* _Problem to work on_:
Write out every entry word for word.
##### Information shown
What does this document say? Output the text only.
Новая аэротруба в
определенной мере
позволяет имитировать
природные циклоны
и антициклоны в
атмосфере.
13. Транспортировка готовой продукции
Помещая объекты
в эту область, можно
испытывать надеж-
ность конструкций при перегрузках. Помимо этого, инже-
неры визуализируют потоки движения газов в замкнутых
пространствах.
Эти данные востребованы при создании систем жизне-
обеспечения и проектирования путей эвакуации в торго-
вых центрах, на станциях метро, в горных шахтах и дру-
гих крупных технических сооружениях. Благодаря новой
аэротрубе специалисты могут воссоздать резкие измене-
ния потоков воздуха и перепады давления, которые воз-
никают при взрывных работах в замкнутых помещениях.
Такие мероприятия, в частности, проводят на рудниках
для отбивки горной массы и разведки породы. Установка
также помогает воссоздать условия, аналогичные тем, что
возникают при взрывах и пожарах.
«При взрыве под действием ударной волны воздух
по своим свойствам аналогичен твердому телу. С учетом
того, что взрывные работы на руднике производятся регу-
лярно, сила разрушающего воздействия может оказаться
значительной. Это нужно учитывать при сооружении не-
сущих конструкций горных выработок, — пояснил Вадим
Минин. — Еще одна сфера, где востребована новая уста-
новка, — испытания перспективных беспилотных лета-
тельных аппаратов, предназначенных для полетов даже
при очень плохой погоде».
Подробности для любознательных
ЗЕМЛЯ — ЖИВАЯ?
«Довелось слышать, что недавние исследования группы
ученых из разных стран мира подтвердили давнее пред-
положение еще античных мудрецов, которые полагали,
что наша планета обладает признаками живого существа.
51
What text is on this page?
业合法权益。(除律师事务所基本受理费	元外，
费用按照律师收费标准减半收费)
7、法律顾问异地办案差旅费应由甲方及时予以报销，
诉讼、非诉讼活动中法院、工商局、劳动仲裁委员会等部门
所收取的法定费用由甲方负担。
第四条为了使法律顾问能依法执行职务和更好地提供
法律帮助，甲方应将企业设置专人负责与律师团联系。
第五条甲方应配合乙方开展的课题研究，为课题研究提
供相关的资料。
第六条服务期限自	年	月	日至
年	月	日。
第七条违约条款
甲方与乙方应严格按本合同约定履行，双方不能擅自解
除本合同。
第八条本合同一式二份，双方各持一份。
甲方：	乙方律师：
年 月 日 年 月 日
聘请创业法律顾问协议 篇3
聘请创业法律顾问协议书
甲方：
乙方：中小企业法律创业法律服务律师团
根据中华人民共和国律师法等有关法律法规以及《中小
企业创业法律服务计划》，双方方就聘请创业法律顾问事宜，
##########
* _Expected answer_:
What does this document say? Output the text only.
Новая аэротруба в
определенной мере
позволяет имитировать
природные циклоны
и антициклоны в
атмосфере.
13. Транспортировка готовой продукции
Помещая объекты
в эту область, можно
испытывать надеж-
ность конструкций при перегрузках. Помимо этого, инже-
неры визуализируют потоки движения газов в замкнутых
пространствах.
Эти данные востребованы при создании систем жизне-
обеспечения и проектирования путей эвакуации в торго-
вых центрах, на станциях метро, в горных шахтах и дру-
гих крупных технических сооружениях. Благодаря новой
аэротрубе специалисты могут воссоздать резкие измене-
ния потоков воздуха и перепады давления, которые воз-
никают при взрывных работах в замкнутых помещениях.
Такие мероприятия, в частности, проводят на рудниках
для отбивки горной массы и разведки породы. Установка
также помогает воссоздать условия, аналогичные тем, что
возникают при взрывах и пожарах.
«При взрыве под действием ударной волны воздух
по своим свойствам аналогичен твердому телу. С учетом
того, что взрывные работы на руднике производятся регу-
лярно, сила разрушающего воздействия может оказаться
значительной. Это нужно учитывать при сооружении не-
сущих конструкций горных выработок, — пояснил Вадим
Минин. — Еще одна сфера, где востребована новая уста-
новка, — испытания перспективных беспилотных лета-
тельных аппаратов, предназначенных для полетов даже
при очень плохой погоде».
Подробности для любознательных
ЗЕМЛЯ — ЖИВАЯ?
«Довелось слышать, что недавние исследования группы
ученых из разных стран мира подтвердили давнее пред-
положение еще античных мудрецов, которые полагали,
что наша планета обладает признаками живого существа.
51
What text is on this page?
业合法权益。(除律师事务所基本受理费	元外，
费用按照律师收费标准减半收费)
7、法律顾问异地办案差旅费应由甲方及时予以报销，
诉讼、非诉讼活动中法院、工商局、劳动仲裁委员会等部门
所收取的法定费用由甲方负担。
第四条为了使法律顾问能依法执行职务和更好地提供
法律帮助，甲方应将企业设置专人负责与律师团联系。
第五条甲方应配合乙方开展的课题研究，为课题研究提
供相关的资料。
第六条服务期限自	年	月	日至
年	月	日。
第七条违约条款
甲方与乙方应严格按本合同约定履行，双方不能擅自解
除本合同。
第八条本合同一式二份，双方各持一份。
甲方：	乙方律师：
年 月 日 年 月 日
聘请创业法律顾问协议 篇3
聘请创业法律顾问协议书
甲方：
乙方：中小企业法律创业法律服务律师团
根据中华人民共和国律师法等有关法律法规以及《中小
企业创业法律服务计划》，双方方就聘请创业法律顾问事宜，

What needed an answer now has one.